INSTRUCTIONS TO FOLLOW: For the data below, report only the number of lines containing the string "positioning".

RECORDS PROVIDED:
** start **
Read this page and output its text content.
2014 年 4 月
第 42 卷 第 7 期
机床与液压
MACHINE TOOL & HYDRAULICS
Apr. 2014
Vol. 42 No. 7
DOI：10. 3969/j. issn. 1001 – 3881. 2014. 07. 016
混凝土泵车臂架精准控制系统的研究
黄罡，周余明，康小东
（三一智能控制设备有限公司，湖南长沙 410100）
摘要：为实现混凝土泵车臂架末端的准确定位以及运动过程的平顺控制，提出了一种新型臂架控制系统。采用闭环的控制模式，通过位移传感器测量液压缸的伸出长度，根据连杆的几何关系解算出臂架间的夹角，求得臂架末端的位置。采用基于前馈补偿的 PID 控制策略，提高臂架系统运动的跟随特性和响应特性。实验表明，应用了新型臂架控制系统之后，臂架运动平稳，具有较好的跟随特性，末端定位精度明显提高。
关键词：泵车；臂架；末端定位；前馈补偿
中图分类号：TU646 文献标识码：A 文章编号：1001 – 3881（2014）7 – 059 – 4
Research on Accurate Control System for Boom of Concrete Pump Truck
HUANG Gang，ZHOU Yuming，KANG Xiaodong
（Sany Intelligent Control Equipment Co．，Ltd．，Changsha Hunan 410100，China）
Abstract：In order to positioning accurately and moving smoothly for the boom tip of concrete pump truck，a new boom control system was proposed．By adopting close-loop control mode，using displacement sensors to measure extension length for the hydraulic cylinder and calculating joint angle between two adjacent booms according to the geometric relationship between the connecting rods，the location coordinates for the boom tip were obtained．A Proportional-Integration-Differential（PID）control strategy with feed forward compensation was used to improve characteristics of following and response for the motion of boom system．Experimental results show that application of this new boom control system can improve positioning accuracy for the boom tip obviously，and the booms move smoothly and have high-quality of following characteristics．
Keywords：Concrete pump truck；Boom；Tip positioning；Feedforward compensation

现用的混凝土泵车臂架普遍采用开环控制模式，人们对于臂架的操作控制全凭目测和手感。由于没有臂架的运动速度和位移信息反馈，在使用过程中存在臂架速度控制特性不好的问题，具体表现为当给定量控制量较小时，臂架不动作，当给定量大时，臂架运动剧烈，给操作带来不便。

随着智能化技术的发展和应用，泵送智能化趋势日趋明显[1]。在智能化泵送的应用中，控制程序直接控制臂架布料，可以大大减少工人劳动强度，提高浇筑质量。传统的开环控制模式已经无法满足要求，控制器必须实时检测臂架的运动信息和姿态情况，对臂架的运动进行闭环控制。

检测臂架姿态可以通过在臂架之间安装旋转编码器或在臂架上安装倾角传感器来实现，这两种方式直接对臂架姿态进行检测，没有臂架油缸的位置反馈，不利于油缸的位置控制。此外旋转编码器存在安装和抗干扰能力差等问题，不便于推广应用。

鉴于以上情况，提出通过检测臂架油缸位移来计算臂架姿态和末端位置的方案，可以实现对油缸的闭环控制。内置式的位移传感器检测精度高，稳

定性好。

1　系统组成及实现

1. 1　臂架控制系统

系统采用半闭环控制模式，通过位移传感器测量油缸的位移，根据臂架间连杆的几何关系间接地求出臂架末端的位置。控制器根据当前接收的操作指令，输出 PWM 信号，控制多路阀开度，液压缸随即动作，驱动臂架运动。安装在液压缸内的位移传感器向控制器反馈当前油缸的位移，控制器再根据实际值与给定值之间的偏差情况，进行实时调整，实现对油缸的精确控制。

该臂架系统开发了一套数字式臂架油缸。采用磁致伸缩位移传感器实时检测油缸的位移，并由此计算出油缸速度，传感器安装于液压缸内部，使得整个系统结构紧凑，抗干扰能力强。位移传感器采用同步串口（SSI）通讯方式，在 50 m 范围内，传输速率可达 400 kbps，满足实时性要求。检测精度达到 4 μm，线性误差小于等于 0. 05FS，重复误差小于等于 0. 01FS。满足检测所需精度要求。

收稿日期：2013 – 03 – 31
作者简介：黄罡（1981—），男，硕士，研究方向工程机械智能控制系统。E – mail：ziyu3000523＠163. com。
** end **
SOLUTION: 2